WHAT IS BEING ASKED
Leaving out every picture, quote the data below exactly as it appears.

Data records
%%
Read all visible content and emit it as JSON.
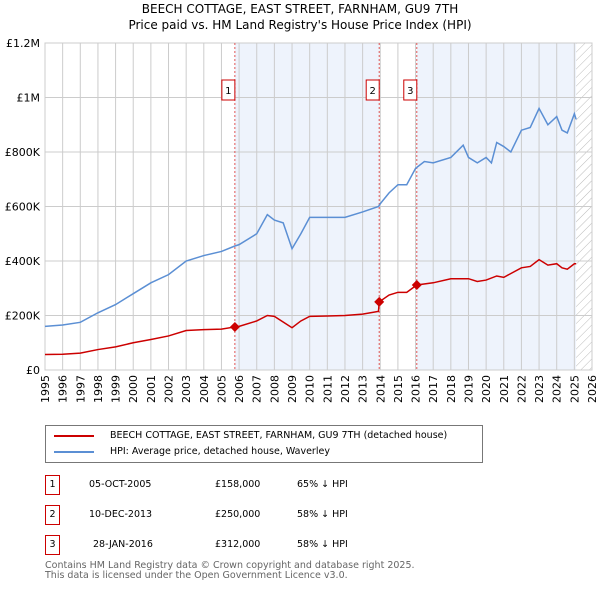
{
  "chart_data": {
    "type": "line",
    "title": "BEECH COTTAGE, EAST STREET, FARNHAM, GU9 7TH",
    "subtitle": "Price paid vs. HM Land Registry's House Price Index (HPI)",
    "xlim": [
      1995,
      2026
    ],
    "ylim": [
      0,
      1200000
    ],
    "y_ticks": [
      {
        "v": 0,
        "label": "£0"
      },
      {
        "v": 200000,
        "label": "£200K"
      },
      {
        "v": 400000,
        "label": "£400K"
      },
      {
        "v": 600000,
        "label": "£600K"
      },
      {
        "v": 800000,
        "label": "£800K"
      },
      {
        "v": 1000000,
        "label": "£1M"
      },
      {
        "v": 1200000,
        "label": "£1.2M"
      }
    ],
    "x_ticks": [
      "1995",
      "1996",
      "1997",
      "1998",
      "1999",
      "2000",
      "2001",
      "2002",
      "2003",
      "2004",
      "2005",
      "2006",
      "2007",
      "2008",
      "2009",
      "2010",
      "2011",
      "2012",
      "2013",
      "2014",
      "2015",
      "2016",
      "2017",
      "2018",
      "2019",
      "2020",
      "2021",
      "2022",
      "2023",
      "2024",
      "2025",
      "2026"
    ],
    "grid": true,
    "series": [
      {
        "name": "BEECH COTTAGE, EAST STREET, FARNHAM, GU9 7TH (detached house)",
        "color": "#cc0000",
        "points": [
          [
            1995,
            57
          ],
          [
            1996,
            58
          ],
          [
            1997,
            62
          ],
          [
            1998,
            75
          ],
          [
            1999,
            85
          ],
          [
            2000,
            100
          ],
          [
            2001,
            112
          ],
          [
            2002,
            125
          ],
          [
            2003,
            145
          ],
          [
            2004,
            148
          ],
          [
            2005,
            150
          ],
          [
            2005.76,
            158
          ],
          [
            2006,
            160
          ],
          [
            2007,
            180
          ],
          [
            2007.6,
            200
          ],
          [
            2008,
            197
          ],
          [
            2009,
            155
          ],
          [
            2009.5,
            180
          ],
          [
            2010,
            197
          ],
          [
            2011,
            198
          ],
          [
            2012,
            200
          ],
          [
            2013,
            205
          ],
          [
            2013.9,
            215
          ],
          [
            2013.94,
            250
          ],
          [
            2014.5,
            275
          ],
          [
            2015,
            285
          ],
          [
            2015.5,
            285
          ],
          [
            2016.07,
            312
          ],
          [
            2017,
            320
          ],
          [
            2018,
            335
          ],
          [
            2019,
            335
          ],
          [
            2019.5,
            325
          ],
          [
            2020,
            330
          ],
          [
            2020.6,
            345
          ],
          [
            2021,
            340
          ],
          [
            2022,
            375
          ],
          [
            2022.5,
            380
          ],
          [
            2023,
            405
          ],
          [
            2023.5,
            385
          ],
          [
            2024,
            390
          ],
          [
            2024.3,
            375
          ],
          [
            2024.6,
            370
          ],
          [
            2025,
            390
          ],
          [
            2025.1,
            390
          ]
        ]
      },
      {
        "name": "HPI: Average price, detached house, Waverley",
        "color": "#5b8fd4",
        "points": [
          [
            1995,
            160
          ],
          [
            1996,
            165
          ],
          [
            1997,
            175
          ],
          [
            1998,
            210
          ],
          [
            1999,
            240
          ],
          [
            2000,
            280
          ],
          [
            2001,
            320
          ],
          [
            2002,
            350
          ],
          [
            2003,
            400
          ],
          [
            2004,
            420
          ],
          [
            2005,
            435
          ],
          [
            2005.76,
            455
          ],
          [
            2006,
            460
          ],
          [
            2007,
            500
          ],
          [
            2007.6,
            570
          ],
          [
            2008,
            550
          ],
          [
            2008.5,
            540
          ],
          [
            2009,
            445
          ],
          [
            2009.5,
            500
          ],
          [
            2010,
            560
          ],
          [
            2011,
            560
          ],
          [
            2012,
            560
          ],
          [
            2013,
            580
          ],
          [
            2013.9,
            600
          ],
          [
            2014,
            610
          ],
          [
            2014.5,
            650
          ],
          [
            2015,
            680
          ],
          [
            2015.5,
            680
          ],
          [
            2016,
            740
          ],
          [
            2016.5,
            765
          ],
          [
            2017,
            760
          ],
          [
            2018,
            780
          ],
          [
            2018.7,
            825
          ],
          [
            2019,
            780
          ],
          [
            2019.5,
            760
          ],
          [
            2020,
            780
          ],
          [
            2020.3,
            760
          ],
          [
            2020.6,
            835
          ],
          [
            2021,
            820
          ],
          [
            2021.4,
            800
          ],
          [
            2022,
            880
          ],
          [
            2022.5,
            890
          ],
          [
            2023,
            960
          ],
          [
            2023.5,
            900
          ],
          [
            2024,
            930
          ],
          [
            2024.3,
            880
          ],
          [
            2024.6,
            870
          ],
          [
            2025,
            940
          ],
          [
            2025.1,
            920
          ]
        ]
      }
    ],
    "y_units": "thousands GBP",
    "sales": [
      {
        "n": "1",
        "x": 2005.76,
        "price": 158,
        "date": "05-OCT-2005",
        "price_label": "£158,000",
        "hpi": "65% ↓ HPI"
      },
      {
        "n": "2",
        "x": 2013.94,
        "price": 250,
        "date": "10-DEC-2013",
        "price_label": "£250,000",
        "hpi": "58% ↓ HPI"
      },
      {
        "n": "3",
        "x": 2016.07,
        "price": 312,
        "date": "28-JAN-2016",
        "price_label": "£312,000",
        "hpi": "58% ↓ HPI"
      }
    ],
    "data_end": 2025.1,
    "legend_position": "below"
  },
  "footer": [
    "Contains HM Land Registry data © Crown copyright and database right 2025.",
    "This data is licensed under the Open Government Licence v3.0."
  ]
}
%%
TASK OUTPUT
Read all visible content and emit it as JSON.
{
  "chart_data": {
    "type": "line",
    "title": "BEECH COTTAGE, EAST STREET, FARNHAM, GU9 7TH",
    "subtitle": "Price paid vs. HM Land Registry's House Price Index (HPI)",
    "xlim": [
      1995,
      2026
    ],
    "ylim": [
      0,
      1200000
    ],
    "y_ticks": [
      {
        "v": 0,
        "label": "£0"
      },
      {
        "v": 200000,
        "label": "£200K"
      },
      {
        "v": 400000,
        "label": "£400K"
      },
      {
        "v": 600000,
        "label": "£600K"
      },
      {
        "v": 800000,
        "label": "£800K"
      },
      {
        "v": 1000000,
        "label": "£1M"
      },
      {
        "v": 1200000,
        "label": "£1.2M"
      }
    ],
    "x_ticks": [
      "1995",
      "1996",
      "1997",
      "1998",
      "1999",
      "2000",
      "2001",
      "2002",
      "2003",
      "2004",
      "2005",
      "2006",
      "2007",
      "2008",
      "2009",
      "2010",
      "2011",
      "2012",
      "2013",
      "2014",
      "2015",
      "2016",
      "2017",
      "2018",
      "2019",
      "2020",
      "2021",
      "2022",
      "2023",
      "2024",
      "2025",
      "2026"
    ],
    "grid": true,
    "series": [
      {
        "name": "BEECH COTTAGE, EAST STREET, FARNHAM, GU9 7TH (detached house)",
        "color": "#cc0000",
        "points": [
          [
            1995,
            57
          ],
          [
            1996,
            58
          ],
          [
            1997,
            62
          ],
          [
            1998,
            75
          ],
          [
            1999,
            85
          ],
          [
            2000,
            100
          ],
          [
            2001,
            112
          ],
          [
            2002,
            125
          ],
          [
            2003,
            145
          ],
          [
            2004,
            148
          ],
          [
            2005,
            150
          ],
          [
            2005.76,
            158
          ],
          [
            2006,
            160
          ],
          [
            2007,
            180
          ],
          [
            2007.6,
            200
          ],
          [
            2008,
            197
          ],
          [
            2009,
            155
          ],
          [
            2009.5,
            180
          ],
          [
            2010,
            197
          ],
          [
            2011,
            198
          ],
          [
            2012,
            200
          ],
          [
            2013,
            205
          ],
          [
            2013.9,
            215
          ],
          [
            2013.94,
            250
          ],
          [
            2014.5,
            275
          ],
          [
            2015,
            285
          ],
          [
            2015.5,
            285
          ],
          [
            2016.07,
            312
          ],
          [
            2017,
            320
          ],
          [
            2018,
            335
          ],
          [
            2019,
            335
          ],
          [
            2019.5,
            325
          ],
          [
            2020,
            330
          ],
          [
            2020.6,
            345
          ],
          [
            2021,
            340
          ],
          [
            2022,
            375
          ],
          [
            2022.5,
            380
          ],
          [
            2023,
            405
          ],
          [
            2023.5,
            385
          ],
          [
            2024,
            390
          ],
          [
            2024.3,
            375
          ],
          [
            2024.6,
            370
          ],
          [
            2025,
            390
          ],
          [
            2025.1,
            390
          ]
        ]
      },
      {
        "name": "HPI: Average price, detached house, Waverley",
        "color": "#5b8fd4",
        "points": [
          [
            1995,
            160
          ],
          [
            1996,
            165
          ],
          [
            1997,
            175
          ],
          [
            1998,
            210
          ],
          [
            1999,
            240
          ],
          [
            2000,
            280
          ],
          [
            2001,
            320
          ],
          [
            2002,
            350
          ],
          [
            2003,
            400
          ],
          [
            2004,
            420
          ],
          [
            2005,
            435
          ],
          [
            2005.76,
            455
          ],
          [
            2006,
            460
          ],
          [
            2007,
            500
          ],
          [
            2007.6,
            570
          ],
          [
            2008,
            550
          ],
          [
            2008.5,
            540
          ],
          [
            2009,
            445
          ],
          [
            2009.5,
            500
          ],
          [
            2010,
            560
          ],
          [
            2011,
            560
          ],
          [
            2012,
            560
          ],
          [
            2013,
            580
          ],
          [
            2013.9,
            600
          ],
          [
            2014,
            610
          ],
          [
            2014.5,
            650
          ],
          [
            2015,
            680
          ],
          [
            2015.5,
            680
          ],
          [
            2016,
            740
          ],
          [
            2016.5,
            765
          ],
          [
            2017,
            760
          ],
          [
            2018,
            780
          ],
          [
            2018.7,
            825
          ],
          [
            2019,
            780
          ],
          [
            2019.5,
            760
          ],
          [
            2020,
            780
          ],
          [
            2020.3,
            760
          ],
          [
            2020.6,
            835
          ],
          [
            2021,
            820
          ],
          [
            2021.4,
            800
          ],
          [
            2022,
            880
          ],
          [
            2022.5,
            890
          ],
          [
            2023,
            960
          ],
          [
            2023.5,
            900
          ],
          [
            2024,
            930
          ],
          [
            2024.3,
            880
          ],
          [
            2024.6,
            870
          ],
          [
            2025,
            940
          ],
          [
            2025.1,
            920
          ]
        ]
      }
    ],
    "y_units": "thousands GBP",
    "sales": [
      {
        "n": "1",
        "x": 2005.76,
        "price": 158,
        "date": "05-OCT-2005",
        "price_label": "£158,000",
        "hpi": "65% ↓ HPI"
      },
      {
        "n": "2",
        "x": 2013.94,
        "price": 250,
        "date": "10-DEC-2013",
        "price_label": "£250,000",
        "hpi": "58% ↓ HPI"
      },
      {
        "n": "3",
        "x": 2016.07,
        "price": 312,
        "date": "28-JAN-2016",
        "price_label": "£312,000",
        "hpi": "58% ↓ HPI"
      }
    ],
    "data_end": 2025.1,
    "legend_position": "below"
  },
  "footer": [
    "Contains HM Land Registry data © Crown copyright and database right 2025.",
    "This data is licensed under the Open Government Licence v3.0."
  ]
}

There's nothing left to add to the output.